Source data:

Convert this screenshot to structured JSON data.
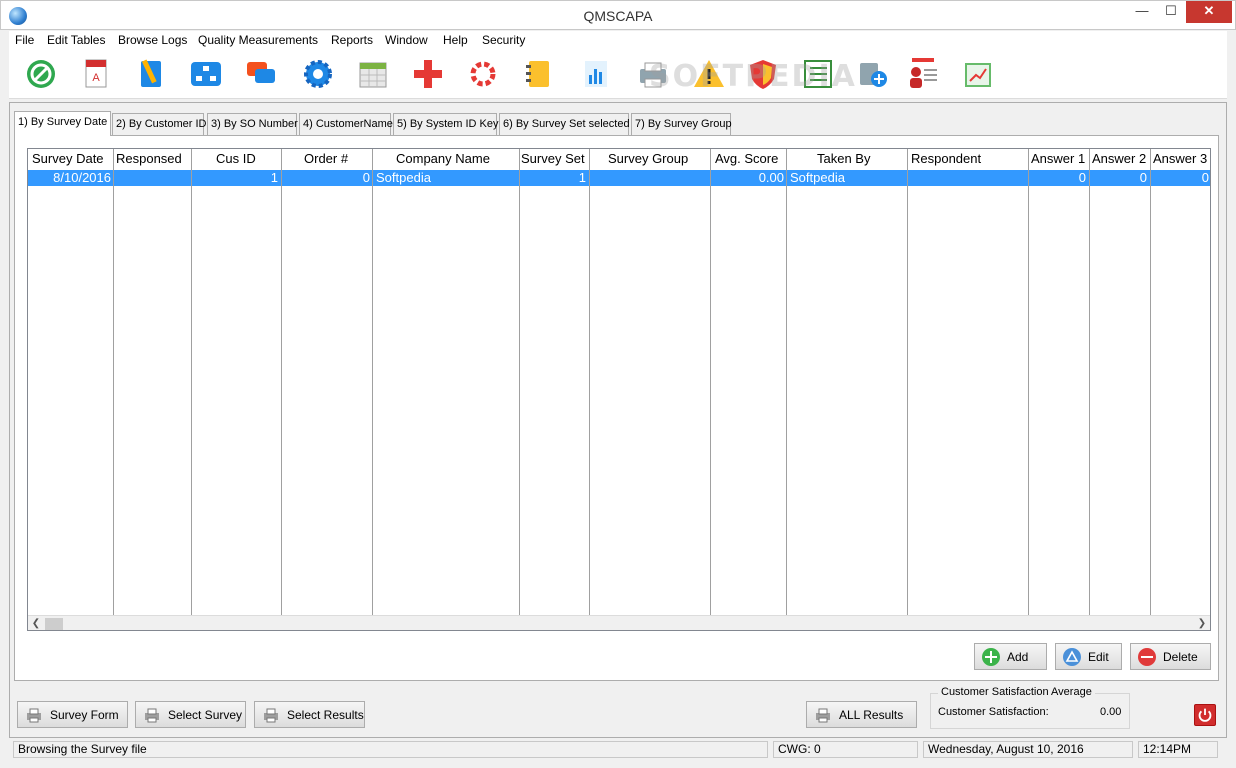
{
  "window": {
    "title": "QMSCAPA",
    "minimize": "—",
    "maximize": "☐",
    "close": "✕"
  },
  "menu": [
    "File",
    "Edit Tables",
    "Browse Logs",
    "Quality Measurements",
    "Reports",
    "Window",
    "Help",
    "Security"
  ],
  "toolbar": {
    "icons": [
      "no-entry-icon",
      "pdf-document-icon",
      "notebook-pencil-icon",
      "org-chart-icon",
      "chat-bubbles-icon",
      "gear-icon",
      "calendar-icon",
      "red-cross-icon",
      "lifebuoy-icon",
      "address-book-icon",
      "bar-chart-icon",
      "printer-icon",
      "warning-icon",
      "shield-icon",
      "checklist-icon",
      "database-add-icon",
      "user-card-icon",
      "clipboard-chart-icon"
    ],
    "watermark": "SOFTPEDIA"
  },
  "tabs": [
    "1) By Survey Date",
    "2) By Customer ID",
    "3) By SO Number",
    "4) CustomerName",
    "5) By System ID Key",
    "6) By Survey Set selected",
    "7) By Survey Group"
  ],
  "grid": {
    "columns": [
      "Survey Date",
      "Responsed",
      "Cus ID",
      "Order #",
      "Company Name",
      "Survey Set",
      "Survey Group",
      "Avg. Score",
      "Taken By",
      "Respondent",
      "Answer 1",
      "Answer 2",
      "Answer 3"
    ],
    "rows": [
      [
        "8/10/2016",
        "",
        "1",
        "0",
        "Softpedia",
        "1",
        "",
        "0.00",
        "Softpedia",
        "",
        "0",
        "0",
        "0"
      ]
    ]
  },
  "actions": {
    "add": "Add",
    "edit": "Edit",
    "delete": "Delete"
  },
  "bottom": {
    "survey_form": "Survey Form",
    "select_survey": "Select Survey",
    "select_results": "Select Results",
    "all_results": "ALL Results"
  },
  "satisfaction": {
    "group_title": "Customer Satisfaction Average",
    "label": "Customer Satisfaction:",
    "value": "0.00"
  },
  "status": {
    "message": "Browsing the Survey file",
    "cwg": "CWG: 0",
    "date": "Wednesday, August 10, 2016",
    "time": "12:14PM"
  },
  "colors": {
    "selection": "#3399ff",
    "close_button": "#c7372f",
    "power_button": "#d12d2d"
  }
}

→ DIRECTIONS
Would you return the data exactly as written, without the pictures?

→ WRITTEN REPLY
Convert this screenshot to structured JSON data.
{
  "window": {
    "title": "QMSCAPA",
    "minimize": "—",
    "maximize": "☐",
    "close": "✕"
  },
  "menu": [
    "File",
    "Edit Tables",
    "Browse Logs",
    "Quality Measurements",
    "Reports",
    "Window",
    "Help",
    "Security"
  ],
  "toolbar": {
    "icons": [
      "no-entry-icon",
      "pdf-document-icon",
      "notebook-pencil-icon",
      "org-chart-icon",
      "chat-bubbles-icon",
      "gear-icon",
      "calendar-icon",
      "red-cross-icon",
      "lifebuoy-icon",
      "address-book-icon",
      "bar-chart-icon",
      "printer-icon",
      "warning-icon",
      "shield-icon",
      "checklist-icon",
      "database-add-icon",
      "user-card-icon",
      "clipboard-chart-icon"
    ],
    "watermark": "SOFTPEDIA"
  },
  "tabs": [
    "1) By Survey Date",
    "2) By Customer ID",
    "3) By SO Number",
    "4) CustomerName",
    "5) By System ID Key",
    "6) By Survey Set selected",
    "7) By Survey Group"
  ],
  "grid": {
    "columns": [
      "Survey Date",
      "Responsed",
      "Cus ID",
      "Order #",
      "Company Name",
      "Survey Set",
      "Survey Group",
      "Avg. Score",
      "Taken By",
      "Respondent",
      "Answer 1",
      "Answer 2",
      "Answer 3"
    ],
    "rows": [
      [
        "8/10/2016",
        "",
        "1",
        "0",
        "Softpedia",
        "1",
        "",
        "0.00",
        "Softpedia",
        "",
        "0",
        "0",
        "0"
      ]
    ]
  },
  "actions": {
    "add": "Add",
    "edit": "Edit",
    "delete": "Delete"
  },
  "bottom": {
    "survey_form": "Survey Form",
    "select_survey": "Select Survey",
    "select_results": "Select Results",
    "all_results": "ALL Results"
  },
  "satisfaction": {
    "group_title": "Customer Satisfaction Average",
    "label": "Customer Satisfaction:",
    "value": "0.00"
  },
  "status": {
    "message": "Browsing the Survey file",
    "cwg": "CWG: 0",
    "date": "Wednesday, August 10, 2016",
    "time": "12:14PM"
  },
  "colors": {
    "selection": "#3399ff",
    "close_button": "#c7372f",
    "power_button": "#d12d2d"
  }
}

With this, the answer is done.